## [Enunciado 1]
Por favor, extraia do editorial sobre a crise entre os poderes o trecho entre "Av. Paulista, 22" e "seu próprio governo.", inclusive.
## [Enunciado 2]
Diga se cada afirmação concorda com o editorial sobre a crise entre os poderes, respondendo sim ou não e citando as palavras do texto que decidem: (a) Rodrigo Maia é presidente da Câmara dos Deputados. (b) Rodrigo Maia se opõe à reforma da previdência. (c) Desde o fim da ditadura militar, o Executivo governa sem base parlamentar majoritária.

## [Trecho do documento]
= = = = = = =

Na briga entre os poderes, o lado dos trabalhadores deve ser o da luta

Editorial 28 de março
Pedro Lima

Av. Paulista, 22 de março de 2019

A conjuntura mudou. E não sem o esforço, há de se reconhecer, de Jair Bolsonaro. Afinal, o presidente parece empenhado em jogar “lenha na fogueira” na crise política que ameaça paralisar seu próprio governo.

Este novo momento político, marcado por desequilíbrios e conflitos no andar de cima, abre espaço para que avancem as lutas contra a reforma da previdência e o governo. É necessário que as massas trabalhadoras e oprimidas ocupem o centro da luta política, sem isso não será possível um desenlace positivo da conjuntura, e muito menos a reversão da situação reacionária estabelecida no país.

Vejamos, abaixo, cinco aspectos que se destacam no presente cenário político e, ao final do texto, os desafios da luta da classe trabalhadora.

(1) Executivo versus Legislativo

De um lado, a extrema-direita de posse do Planalto. De outro, a velha representação política burguesa – a direita tradicional – comandando o Congresso. As duas forças estão enfrentadas por não haver acordo sobre como deve funcionar o regime, isto é, sobre qual deve ser o equilíbrio entre as instituições no exercício do poder político. Disso resulta a crise protagonizada por Jair Bolsonaro (executivo) e Rodrigo Maia (legislativo).

Quando Bolsonaro fala em nome da “nova política” está se referindo às pretensões autoritárias das forças de extrema-direita neofascista, dos militares e do comando da Lava Jato. Seu objetivo é submeter o Congresso, a chamada “velha política”, e não compartilhar o poder, tal como estabelecem as normas do “presidencialismo de coalizão”.

Desde o fim da ditadura militar, o Executivo não governa sem formar uma base parlamentar majoritária. Bolsonaro está subvertendo o modo de funcionamento da Nova República, excluindo os partidos e lideranças de ministérios e cargos, bem como se recusando a negociar a formação de uma base parlamentar para aprovar as principais medidas do Executivo.

Em resposta, Rodrigo Maia, presidente da Câmara dos Deputados e líder do “centrão”, embora seja patrocinador e entusiasta da reforma da previdência, ameaça deflagrar uma rebelião parlamentar, barrando ou dificultando a aprovação dos principais projetos do governo.

Os grandes capitalistas e os principais meios de comunicação pressionam Bolsonaro: querem que ele recue e se dobre às negociações com o Congresso, de modo que haja estabilidade política para aprovação das contrarreformas.

= = = = = = =

## [Dados fornecidos]
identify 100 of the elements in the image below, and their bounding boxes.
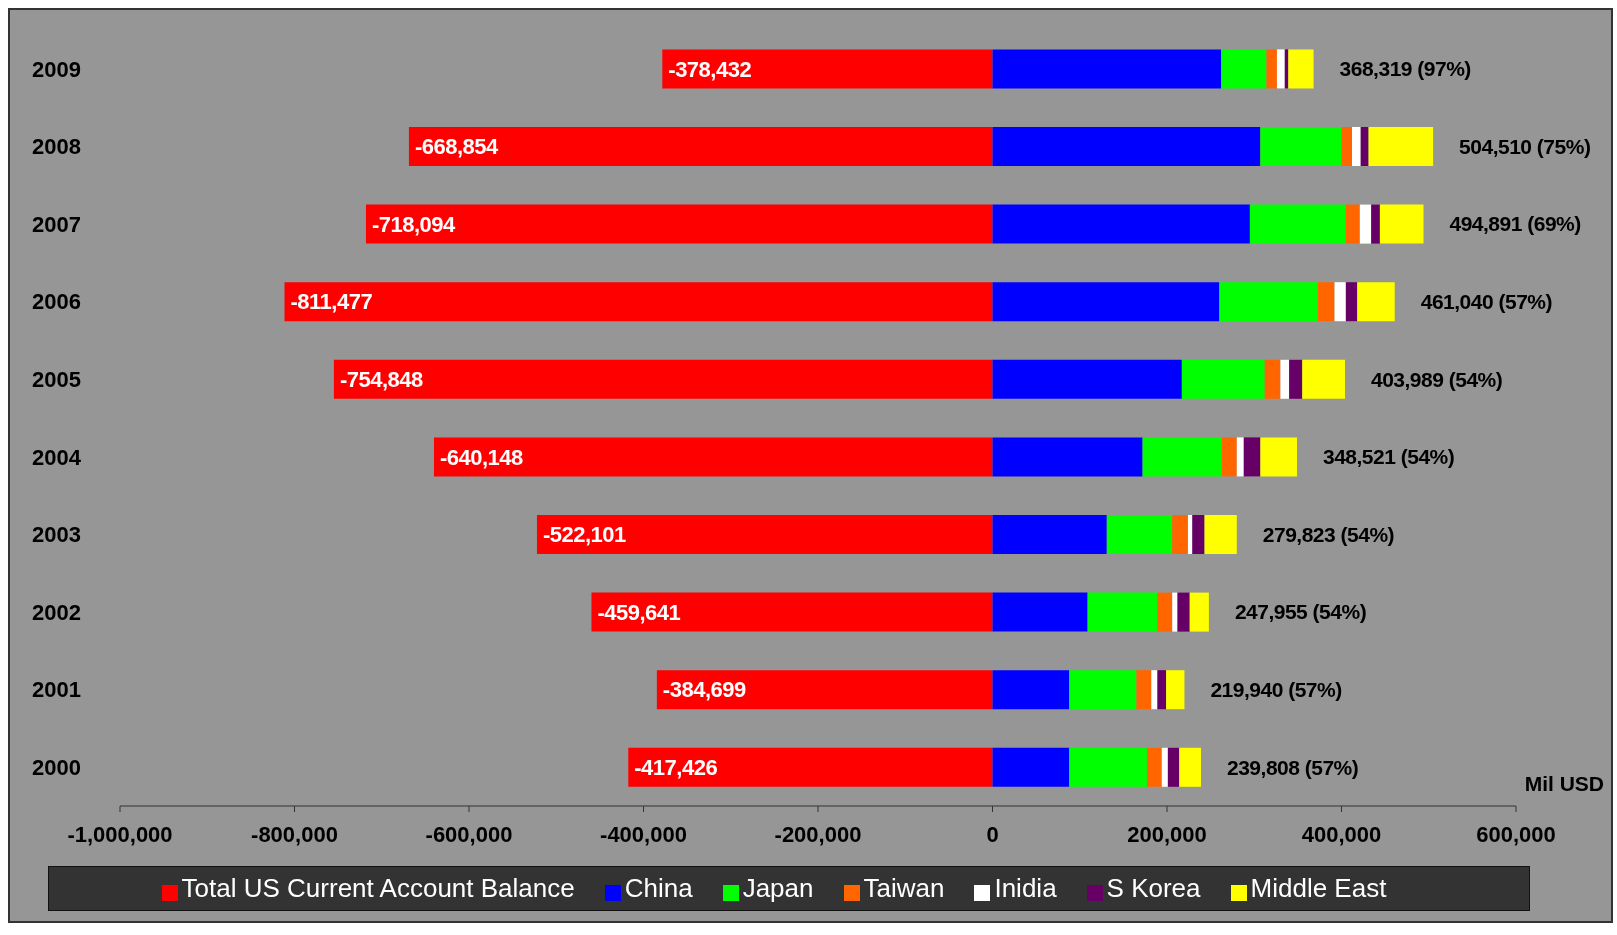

= = = = = = =

## [Resultado do exercício 1]
Av. Paulista, 22 de março de 2019

A conjuntura mudou. E não sem o esforço, há de se reconhecer, de Jair Bolsonaro. Afinal, o presidente parece empenhado em jogar “lenha na fogueira” na crise política que ameaça paralisar seu próprio governo.

## [Resultado do exercício 2]
(a) Sim: "Rodrigo Maia, presidente da Câmara dos Deputados".
(b) Não: "embora seja patrocinador e entusiasta da reforma da previdência".
(c) Não: "Desde o fim da ditadura militar, o Executivo não governa sem formar uma base parlamentar majoritária."